YOUR INSTRUCTIONS - List each line of the data that holds the string "prediction", please.

Records from a collection of figures
□ □ □ □
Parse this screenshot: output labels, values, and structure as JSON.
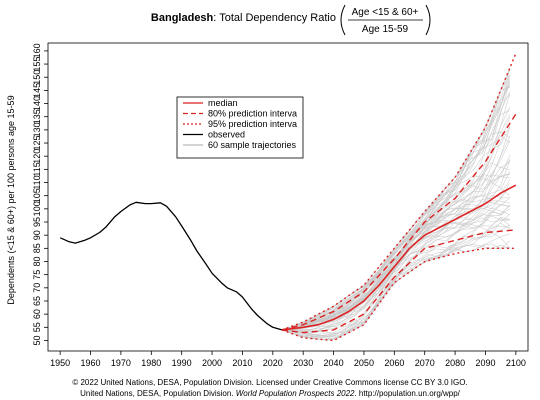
{
  "chart_data": {
    "type": "line",
    "title": {
      "country": "Bangladesh",
      "text": ": Total Dependency Ratio",
      "numerator": "Age <15 & 60+",
      "denominator": "Age 15-59"
    },
    "ylabel": "Dependents (<15 & 60+) per 100 persons age 15-59",
    "xlim": [
      1946,
      2104
    ],
    "ylim": [
      46,
      163
    ],
    "x_ticks": [
      1950,
      1960,
      1970,
      1980,
      1990,
      2000,
      2010,
      2020,
      2030,
      2040,
      2050,
      2060,
      2070,
      2080,
      2090,
      2100
    ],
    "y_ticks": [
      50,
      55,
      60,
      65,
      70,
      75,
      80,
      85,
      90,
      95,
      100,
      105,
      110,
      115,
      120,
      125,
      130,
      135,
      140,
      145,
      150,
      155,
      160
    ],
    "grid": false,
    "legend_position": "upper-left",
    "legend": [
      {
        "label": "median",
        "color": "#dd2222",
        "style": "solid"
      },
      {
        "label": "80% prediction interva",
        "color": "#dd2222",
        "style": "dashed"
      },
      {
        "label": "95% prediction interva",
        "color": "#dd2222",
        "style": "dotted"
      },
      {
        "label": "observed",
        "color": "#000000",
        "style": "solid"
      },
      {
        "label": "60 sample trajectories",
        "color": "#bbbbbb",
        "style": "solid"
      }
    ],
    "series": [
      {
        "name": "observed",
        "color": "#000000",
        "x": [
          1950,
          1953,
          1955,
          1958,
          1960,
          1963,
          1965,
          1968,
          1970,
          1973,
          1975,
          1978,
          1980,
          1983,
          1985,
          1988,
          1990,
          1993,
          1995,
          1998,
          2000,
          2003,
          2005,
          2008,
          2010,
          2013,
          2015,
          2018,
          2020,
          2023
        ],
        "y": [
          89,
          87.5,
          87,
          88,
          89,
          91,
          93,
          97,
          99,
          101.5,
          102.5,
          102,
          102,
          102.3,
          101,
          97,
          93.5,
          88,
          84,
          79,
          75.5,
          72,
          70,
          68.5,
          66.5,
          62,
          59.5,
          56.5,
          55,
          54
        ]
      },
      {
        "name": "median",
        "color": "#dd2222",
        "x": [
          2023,
          2030,
          2035,
          2040,
          2045,
          2050,
          2055,
          2060,
          2065,
          2070,
          2075,
          2080,
          2085,
          2090,
          2095,
          2100
        ],
        "y": [
          54,
          55,
          56,
          58,
          61,
          65,
          71,
          78,
          85,
          90,
          93,
          96,
          99,
          102,
          106,
          109
        ]
      },
      {
        "name": "80% prediction interval upper",
        "color": "#dd2222",
        "x": [
          2023,
          2030,
          2040,
          2050,
          2060,
          2070,
          2080,
          2090,
          2100
        ],
        "y": [
          54,
          56,
          61,
          68.5,
          81,
          95,
          104,
          118,
          136
        ]
      },
      {
        "name": "80% prediction interval lower",
        "color": "#dd2222",
        "x": [
          2023,
          2030,
          2040,
          2050,
          2060,
          2070,
          2080,
          2090,
          2100
        ],
        "y": [
          54,
          53,
          54,
          60,
          74,
          85,
          88,
          91,
          92
        ]
      },
      {
        "name": "95% prediction interval upper",
        "color": "#dd2222",
        "x": [
          2023,
          2030,
          2040,
          2050,
          2060,
          2070,
          2080,
          2090,
          2100
        ],
        "y": [
          54,
          57,
          63,
          71,
          85,
          99,
          112,
          131,
          159
        ]
      },
      {
        "name": "95% prediction interval lower",
        "color": "#dd2222",
        "x": [
          2023,
          2030,
          2040,
          2050,
          2060,
          2070,
          2080,
          2090,
          2100
        ],
        "y": [
          54,
          51,
          50,
          56,
          72,
          80,
          83,
          85,
          85
        ]
      }
    ],
    "sample_trajectories_count": 60
  },
  "footer": {
    "line1": "© 2022 United Nations, DESA, Population Division. Licensed under Creative Commons license CC BY 3.0 IGO.",
    "line2_prefix": "United Nations, DESA, Population Division. ",
    "line2_italic": "World Population Prospects 2022",
    "line2_suffix": ". http://population.un.org/wpp/"
  }
}
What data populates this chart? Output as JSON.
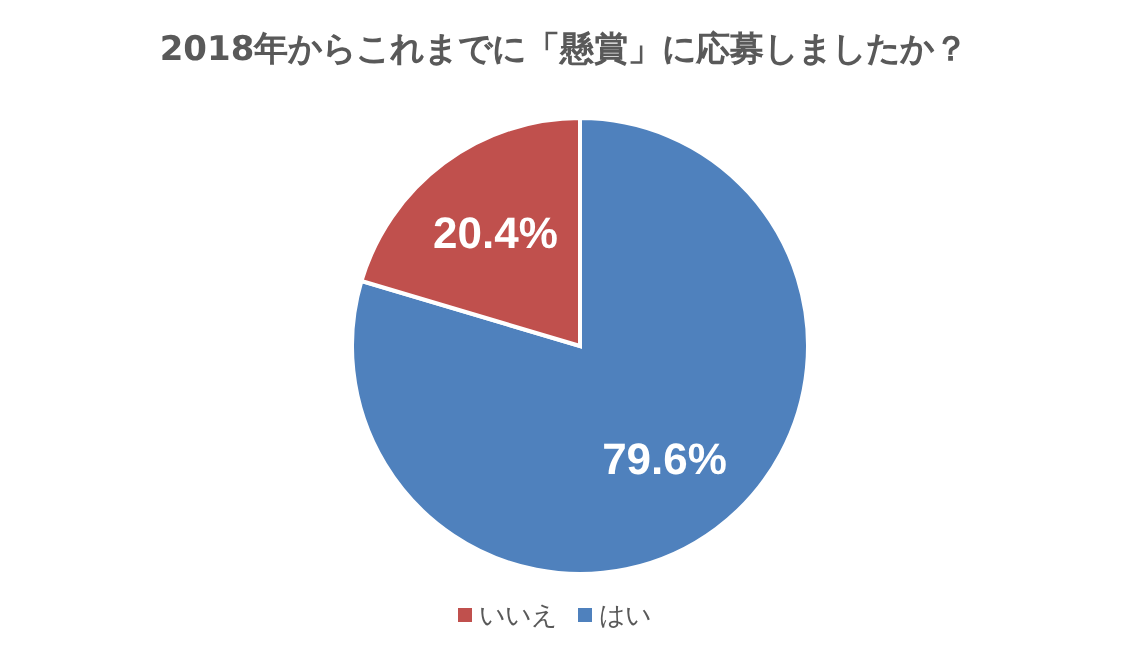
{
  "chart_data": {
    "type": "pie",
    "title": "2018年からこれまでに「懸賞」に応募しましたか？",
    "categories": [
      "はい",
      "いいえ"
    ],
    "values": [
      79.6,
      20.4
    ],
    "colors": [
      "#4f81bd",
      "#c0504d"
    ],
    "value_labels": [
      "79.6%",
      "20.4%"
    ],
    "legend": "bottom"
  }
}
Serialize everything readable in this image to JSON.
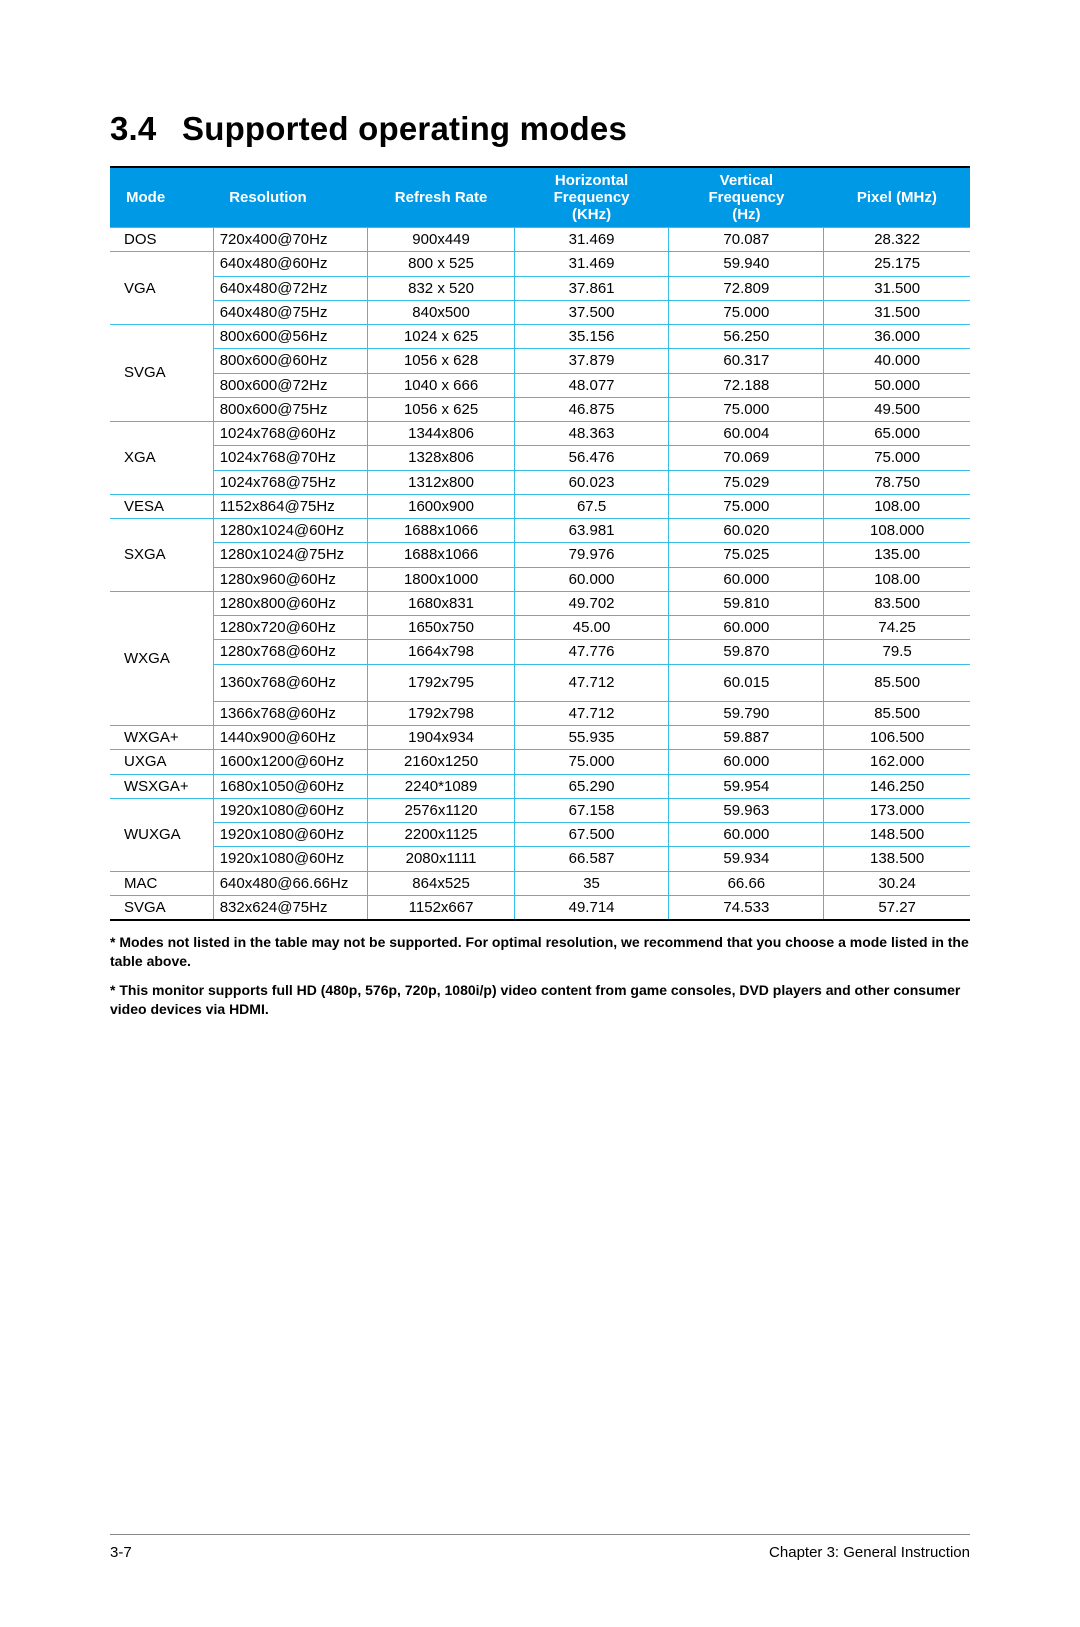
{
  "page": {
    "section_number": "3.4",
    "title": "Supported operating modes",
    "footer_left": "3-7",
    "footer_right": "Chapter 3: General Instruction"
  },
  "colors": {
    "header_bg": "#0099e6",
    "header_fg": "#ffffff",
    "row_border": "#39bde6",
    "text": "#000000",
    "background": "#ffffff",
    "footer_rule": "#888888"
  },
  "table": {
    "columns": [
      {
        "key": "mode",
        "label": "Mode",
        "align": "left"
      },
      {
        "key": "resolution",
        "label": "Resolution",
        "align": "left"
      },
      {
        "key": "refresh_rate",
        "label": "Refresh Rate",
        "align": "center"
      },
      {
        "key": "hfreq",
        "label": "Horizontal Frequency (KHz)",
        "align": "center"
      },
      {
        "key": "vfreq",
        "label": "Vertical Frequency (Hz)",
        "align": "center"
      },
      {
        "key": "pixel",
        "label": "Pixel (MHz)",
        "align": "center"
      }
    ],
    "mode_groups": [
      {
        "mode": "DOS",
        "rows": [
          {
            "resolution": "720x400@70Hz",
            "rate": "900x449",
            "hf": "31.469",
            "vf": "70.087",
            "px": "28.322"
          }
        ]
      },
      {
        "mode": "VGA",
        "rows": [
          {
            "resolution": "640x480@60Hz",
            "rate": "800 x 525",
            "hf": "31.469",
            "vf": "59.940",
            "px": "25.175"
          },
          {
            "resolution": "640x480@72Hz",
            "rate": "832 x 520",
            "hf": "37.861",
            "vf": "72.809",
            "px": "31.500"
          },
          {
            "resolution": "640x480@75Hz",
            "rate": "840x500",
            "hf": "37.500",
            "vf": "75.000",
            "px": "31.500"
          }
        ]
      },
      {
        "mode": "SVGA",
        "rows": [
          {
            "resolution": "800x600@56Hz",
            "rate": "1024 x 625",
            "hf": "35.156",
            "vf": "56.250",
            "px": "36.000"
          },
          {
            "resolution": "800x600@60Hz",
            "rate": "1056 x 628",
            "hf": "37.879",
            "vf": "60.317",
            "px": "40.000"
          },
          {
            "resolution": "800x600@72Hz",
            "rate": "1040 x 666",
            "hf": "48.077",
            "vf": "72.188",
            "px": "50.000"
          },
          {
            "resolution": "800x600@75Hz",
            "rate": "1056 x 625",
            "hf": "46.875",
            "vf": "75.000",
            "px": "49.500"
          }
        ]
      },
      {
        "mode": "XGA",
        "rows": [
          {
            "resolution": "1024x768@60Hz",
            "rate": "1344x806",
            "hf": "48.363",
            "vf": "60.004",
            "px": "65.000"
          },
          {
            "resolution": "1024x768@70Hz",
            "rate": "1328x806",
            "hf": "56.476",
            "vf": "70.069",
            "px": "75.000"
          },
          {
            "resolution": "1024x768@75Hz",
            "rate": "1312x800",
            "hf": "60.023",
            "vf": "75.029",
            "px": "78.750"
          }
        ]
      },
      {
        "mode": "VESA",
        "rows": [
          {
            "resolution": "1152x864@75Hz",
            "rate": "1600x900",
            "hf": "67.5",
            "vf": "75.000",
            "px": "108.00"
          }
        ]
      },
      {
        "mode": "SXGA",
        "rows": [
          {
            "resolution": "1280x1024@60Hz",
            "rate": "1688x1066",
            "hf": "63.981",
            "vf": "60.020",
            "px": "108.000"
          },
          {
            "resolution": "1280x1024@75Hz",
            "rate": "1688x1066",
            "hf": "79.976",
            "vf": "75.025",
            "px": "135.00"
          },
          {
            "resolution": "1280x960@60Hz",
            "rate": "1800x1000",
            "hf": "60.000",
            "vf": "60.000",
            "px": "108.00"
          }
        ]
      },
      {
        "mode": "WXGA",
        "rows": [
          {
            "resolution": "1280x800@60Hz",
            "rate": "1680x831",
            "hf": "49.702",
            "vf": "59.810",
            "px": "83.500"
          },
          {
            "resolution": "1280x720@60Hz",
            "rate": "1650x750",
            "hf": "45.00",
            "vf": "60.000",
            "px": "74.25"
          },
          {
            "resolution": "1280x768@60Hz",
            "rate": "1664x798",
            "hf": "47.776",
            "vf": "59.870",
            "px": "79.5"
          },
          {
            "resolution": "1360x768@60Hz",
            "rate": "1792x795",
            "hf": "47.712",
            "vf": "60.015",
            "px": "85.500",
            "tall": true
          },
          {
            "resolution": "1366x768@60Hz",
            "rate": "1792x798",
            "hf": "47.712",
            "vf": "59.790",
            "px": "85.500"
          }
        ]
      },
      {
        "mode": "WXGA+",
        "rows": [
          {
            "resolution": "1440x900@60Hz",
            "rate": "1904x934",
            "hf": "55.935",
            "vf": "59.887",
            "px": "106.500"
          }
        ]
      },
      {
        "mode": "UXGA",
        "rows": [
          {
            "resolution": "1600x1200@60Hz",
            "rate": "2160x1250",
            "hf": "75.000",
            "vf": "60.000",
            "px": "162.000"
          }
        ]
      },
      {
        "mode": "WSXGA+",
        "rows": [
          {
            "resolution": "1680x1050@60Hz",
            "rate": "2240*1089",
            "hf": "65.290",
            "vf": "59.954",
            "px": "146.250"
          }
        ]
      },
      {
        "mode": "WUXGA",
        "rows": [
          {
            "resolution": "1920x1080@60Hz",
            "rate": "2576x1120",
            "hf": "67.158",
            "vf": "59.963",
            "px": "173.000"
          },
          {
            "resolution": "1920x1080@60Hz",
            "rate": "2200x1125",
            "hf": "67.500",
            "vf": "60.000",
            "px": "148.500"
          },
          {
            "resolution": "1920x1080@60Hz",
            "rate": "2080x1111",
            "hf": "66.587",
            "vf": "59.934",
            "px": "138.500"
          }
        ]
      },
      {
        "mode": "MAC",
        "rows": [
          {
            "resolution": "640x480@66.66Hz",
            "rate": "864x525",
            "hf": "35",
            "vf": "66.66",
            "px": "30.24"
          }
        ]
      },
      {
        "mode": "SVGA",
        "rows": [
          {
            "resolution": "832x624@75Hz",
            "rate": "1152x667",
            "hf": "49.714",
            "vf": "74.533",
            "px": "57.27"
          }
        ]
      }
    ]
  },
  "notes": [
    "* Modes not listed in the table may not be supported. For optimal resolution, we recommend that you choose a mode listed in the table above.",
    "* This monitor supports full HD (480p, 576p, 720p, 1080i/p) video content from game consoles, DVD players and other consumer video devices via HDMI."
  ]
}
□ □ □ □
WORKED ANSWER -
        "label": "80% prediction interva",
        "label": "95% prediction interva",
        "name": "80% prediction interval upper",
        "name": "80% prediction interval lower",
        "name": "95% prediction interval upper",
        "name": "95% prediction interval lower",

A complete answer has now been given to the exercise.